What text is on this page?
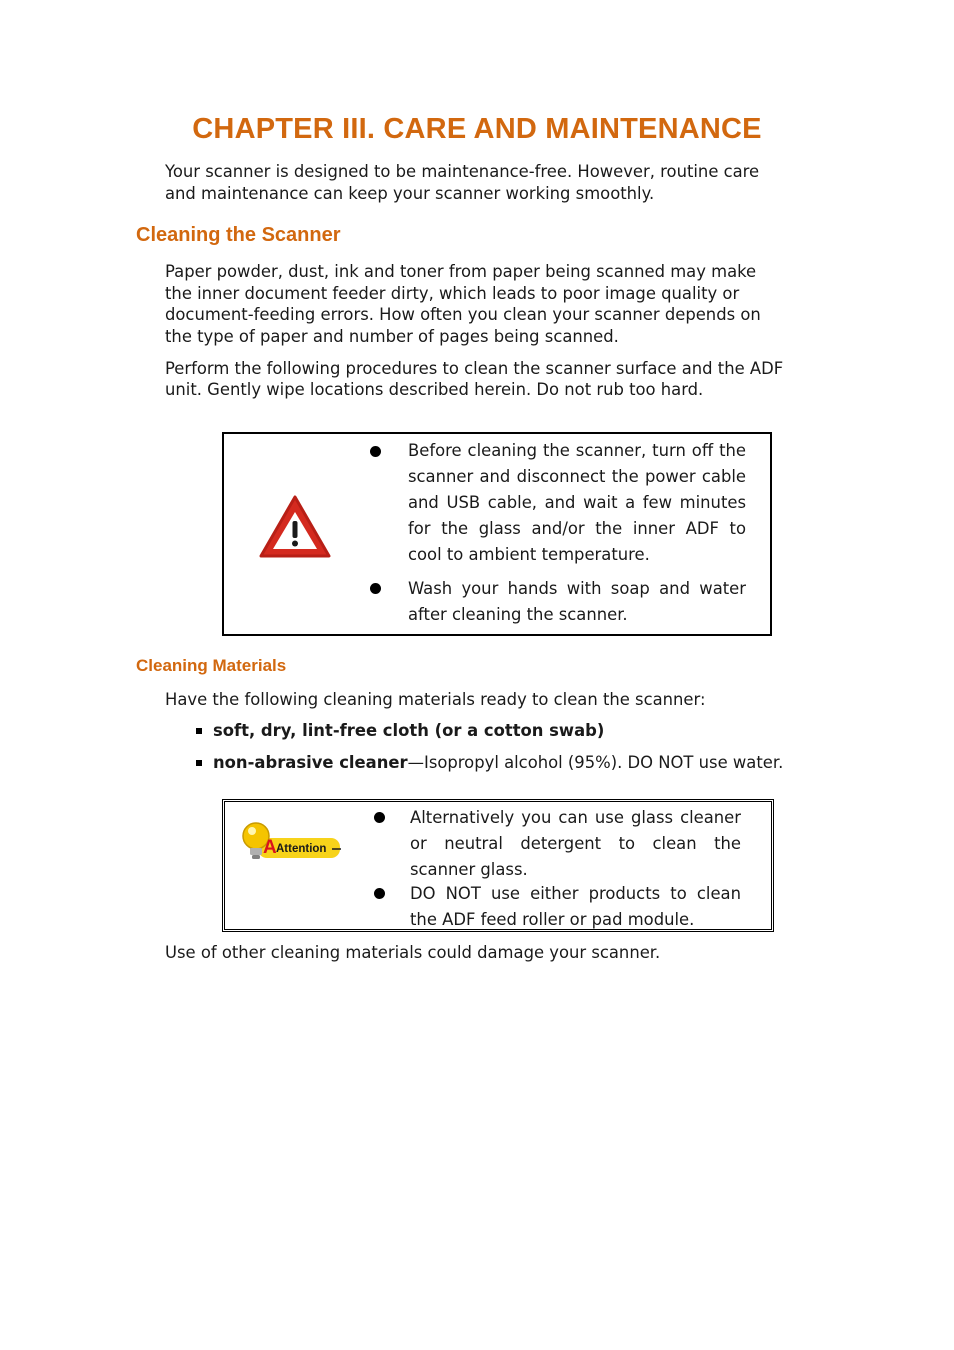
CHAPTER III. CARE AND MAINTENANCE

Your scanner is designed to be maintenance-free. However, routine care

and maintenance can keep your scanner working smoothly.

Cleaning the Scanner

Paper powder, dust, ink and toner from paper being scanned may make

the inner document feeder dirty, which leads to poor image quality or

document-feeding errors. How often you clean your scanner depends on

the type of paper and number of pages being scanned.

Perform the following procedures to clean the scanner surface and the ADF

unit. Gently wipe locations described herein. Do not rub too hard.

Before cleaning the scanner, turn off the scanner and disconnect the power cable and USB cable, and wait a few minutes for the glass and/or the inner ADF to cool to ambient temperature.

Wash your hands with soap and water after cleaning the scanner.

Cleaning Materials

Have the following cleaning materials ready to clean the scanner:

soft, dry, lint-free cloth (or a cotton swab)

non-abrasive cleaner—Isopropyl alcohol (95%). DO NOT use water.

A Attention

Alternatively you can use glass cleaner or neutral detergent to clean the scanner glass.

DO NOT use either products to clean the ADF feed roller or pad module.

Use of other cleaning materials could damage your scanner.
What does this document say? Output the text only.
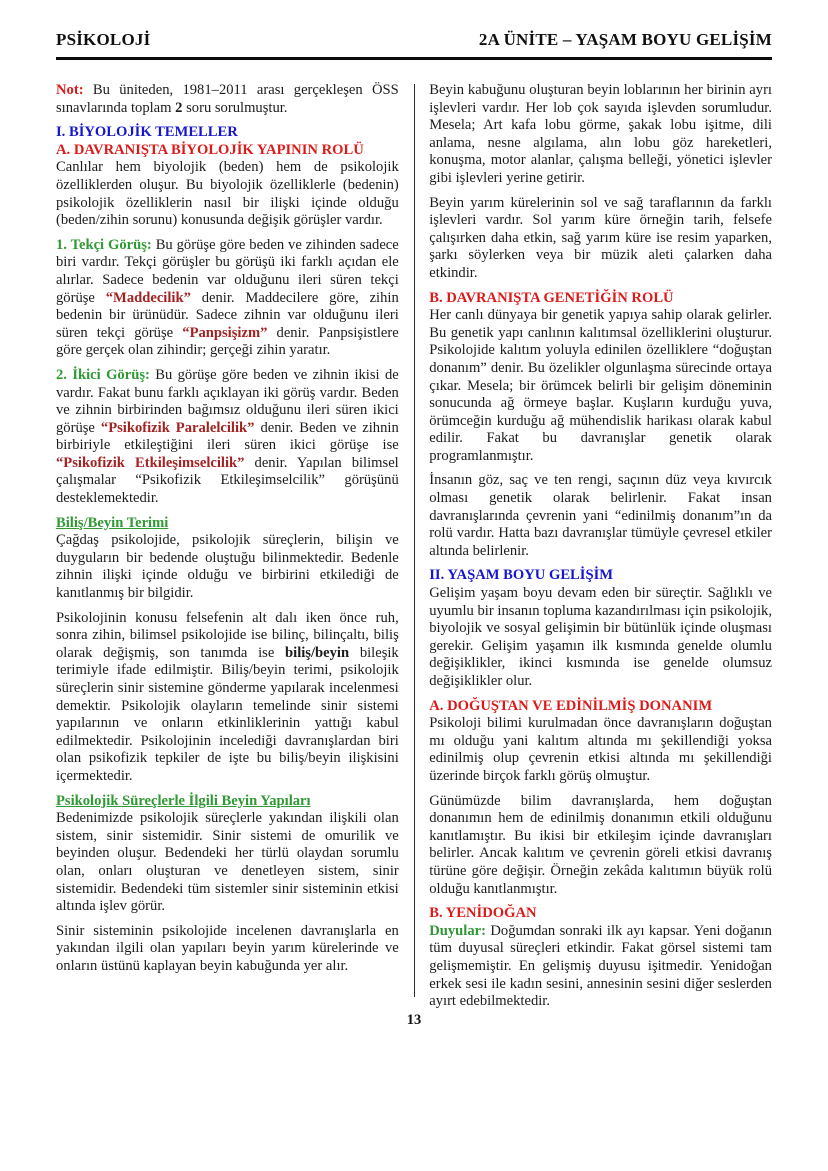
PSİKOLOJİ	2A ÜNİTE – YAŞAM BOYU GELİŞİM
Not: Bu üniteden, 1981–2011 arası gerçekleşen ÖSS sınavlarında toplam 2 soru sorulmuştur.
I. BİYOLOJİK TEMELLER
A. DAVRANIŞTA BİYOLOJİK YAPININ ROLÜ
Canlılar hem biyolojik (beden) hem de psikolojik özelliklerden oluşur. Bu biyolojik özelliklerle (bedenin) psikolojik özelliklerin nasıl bir ilişki içinde olduğu (beden/zihin sorunu) konusunda değişik görüşler vardır.
1. Tekçi Görüş: Bu görüşe göre beden ve zihinden sadece biri vardır. Tekçi görüşler bu görüşü iki farklı açıdan ele alırlar. Sadece bedenin var olduğunu ileri süren tekçi görüşe “Maddecilik” denir. Maddecilere göre, zihin bedenin bir ürünüdür. Sadece zihnin var olduğunu ileri süren tekçi görüşe “Panpsişizm” denir. Panpsişistlere göre gerçek olan zihindir; gerçeği zihin yaratır.
2. İkici Görüş: Bu görüşe göre beden ve zihnin ikisi de vardır. Fakat bunu farklı açıklayan iki görüş vardır. Beden ve zihnin birbirinden bağımsız olduğunu ileri süren ikici görüşe “Psikofizik Paralelcilik” denir. Beden ve zihnin birbiriyle etkileştiğini ileri süren ikici görüşe ise “Psikofizik Etkileşimselcilik” denir. Yapılan bilimsel çalışmalar “Psikofizik Etkileşimselcilik” görüşünü desteklemektedir.
Biliş/Beyin Terimi
Çağdaş psikolojide, psikolojik süreçlerin, bilişin ve duyguların bir bedende oluştuğu bilinmektedir. Bedenle zihnin ilişki içinde olduğu ve birbirini etkilediği de kanıtlanmış bir bilgidir.
Psikolojinin konusu felsefenin alt dalı iken önce ruh, sonra zihin, bilimsel psikolojide ise bilinç, bilinçaltı, biliş olarak değişmiş, son tanımda ise biliş/beyin bileşik terimiyle ifade edilmiştir. Biliş/beyin terimi, psikolojik süreçlerin sinir sistemine gönderme yapılarak incelenmesi demektir. Psikolojik olayların temelinde sinir sistemi yapılarının ve onların etkinliklerinin yattığı kabul edilmektedir. Psikolojinin incelediği davranışlardan biri olan psikofizik tepkiler de işte bu biliş/beyin ilişkisini içermektedir.
Psikolojik Süreçlerle İlgili Beyin Yapıları
Bedenimizde psikolojik süreçlerle yakından ilişkili olan sistem, sinir sistemidir. Sinir sistemi de omurilik ve beyinden oluşur. Bedendeki her türlü olaydan sorumlu olan, onları oluşturan ve denetleyen sistem, sinir sistemidir. Bedendeki tüm sistemler sinir sisteminin etkisi altında işlev görür.
Sinir sisteminin psikolojide incelenen davranışlarla en yakından ilgili olan yapıları beyin yarım kürelerinde ve onların üstünü kaplayan beyin kabuğunda yer alır.
Beyin kabuğunu oluşturan beyin loblarının her birinin ayrı işlevleri vardır. Her lob çok sayıda işlevden sorumludur. Mesela; Art kafa lobu görme, şakak lobu işitme, dili anlama, nesne algılama, alın lobu göz hareketleri, konuşma, motor alanlar, çalışma belleği, yönetici işlevler gibi işlevleri yerine getirir.
Beyin yarım kürelerinin sol ve sağ taraflarının da farklı işlevleri vardır. Sol yarım küre örneğin tarih, felsefe çalışırken daha etkin, sağ yarım küre ise resim yaparken, şarkı söylerken veya bir müzik aleti çalarken daha etkindir.
B. DAVRANIŞTA GENETİĞİN ROLÜ
Her canlı dünyaya bir genetik yapıya sahip olarak gelirler. Bu genetik yapı canlının kalıtımsal özelliklerini oluşturur. Psikolojide kalıtım yoluyla edinilen özelliklere “doğuştan donanım” denir. Bu özelikler olgunlaşma sürecinde ortaya çıkar. Mesela; bir örümcek belirli bir gelişim döneminin sonucunda ağ örmeye başlar. Kuşların kurduğu yuva, örümceğin kurduğu ağ mühendislik harikası olarak kabul edilir. Fakat bu davranışlar genetik olarak programlanmıştır.
İnsanın göz, saç ve ten rengi, saçının düz veya kıvırcık olması genetik olarak belirlenir. Fakat insan davranışlarında çevrenin yani “edinilmiş donanım”ın da rolü vardır. Hatta bazı davranışlar tümüyle çevresel etkiler altında belirlenir.
II. YAŞAM BOYU GELİŞİM
Gelişim yaşam boyu devam eden bir süreçtir. Sağlıklı ve uyumlu bir insanın topluma kazandırılması için psikolojik, biyolojik ve sosyal gelişimin bir bütünlük içinde oluşması gerekir. Gelişim yaşamın ilk kısmında genelde olumlu değişiklikler, ikinci kısmında ise genelde olumsuz değişiklikler olur.
A. DOĞUŞTAN VE EDİNİLMİŞ DONANIM
Psikoloji bilimi kurulmadan önce davranışların doğuştan mı olduğu yani kalıtım altında mı şekillendiği yoksa edinilmiş olup çevrenin etkisi altında mı şekillendiği üzerinde birçok farklı görüş olmuştur.
Günümüzde bilim davranışlarda, hem doğuştan donanımın hem de edinilmiş donanımın etkili olduğunu kanıtlamıştır. Bu ikisi bir etkileşim içinde davranışları belirler. Ancak kalıtım ve çevrenin göreli etkisi davranış türüne göre değişir. Örneğin zekâda kalıtımın büyük rolü olduğu kanıtlanmıştır.
B. YENİDOĞAN
Duyular: Doğumdan sonraki ilk ayı kapsar. Yeni doğanın tüm duyusal süreçleri etkindir. Fakat görsel sistemi tam gelişmemiştir. En gelişmiş duyusu işitmedir. Yenidoğan erkek sesi ile kadın sesini, annesinin sesini diğer seslerden ayırt edebilmektedir.
13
::::::::
* WHAT IS REQUIRED: Copy all lines from the entries that contain the word "kalıtım".

* WRITTEN ANSWER:
Her canlı dünyaya bir genetik yapıya sahip olarak gelirler. Bu genetik yapı canlının kalıtımsal özelliklerini oluşturur. Psikolojide kalıtım yoluyla edinilen özelliklere “doğuştan donanım” denir. Bu özelikler olgunlaşma sürecinde ortaya çıkar. Mesela; bir örümcek belirli bir gelişim döneminin sonucunda ağ örmeye başlar. Kuşların kurduğu yuva, örümceğin kurduğu ağ mühendislik harikası olarak kabul edilir. Fakat bu davranışlar genetik olarak programlanmıştır.
Psikoloji bilimi kurulmadan önce davranışların doğuştan mı olduğu yani kalıtım altında mı şekillendiği yoksa edinilmiş olup çevrenin etkisi altında mı şekillendiği üzerinde birçok farklı görüş olmuştur.
Günümüzde bilim davranışlarda, hem doğuştan donanımın hem de edinilmiş donanımın etkili olduğunu kanıtlamıştır. Bu ikisi bir etkileşim içinde davranışları belirler. Ancak kalıtım ve çevrenin göreli etkisi davranış türüne göre değişir. Örneğin zekâda kalıtımın büyük rolü olduğu kanıtlanmıştır.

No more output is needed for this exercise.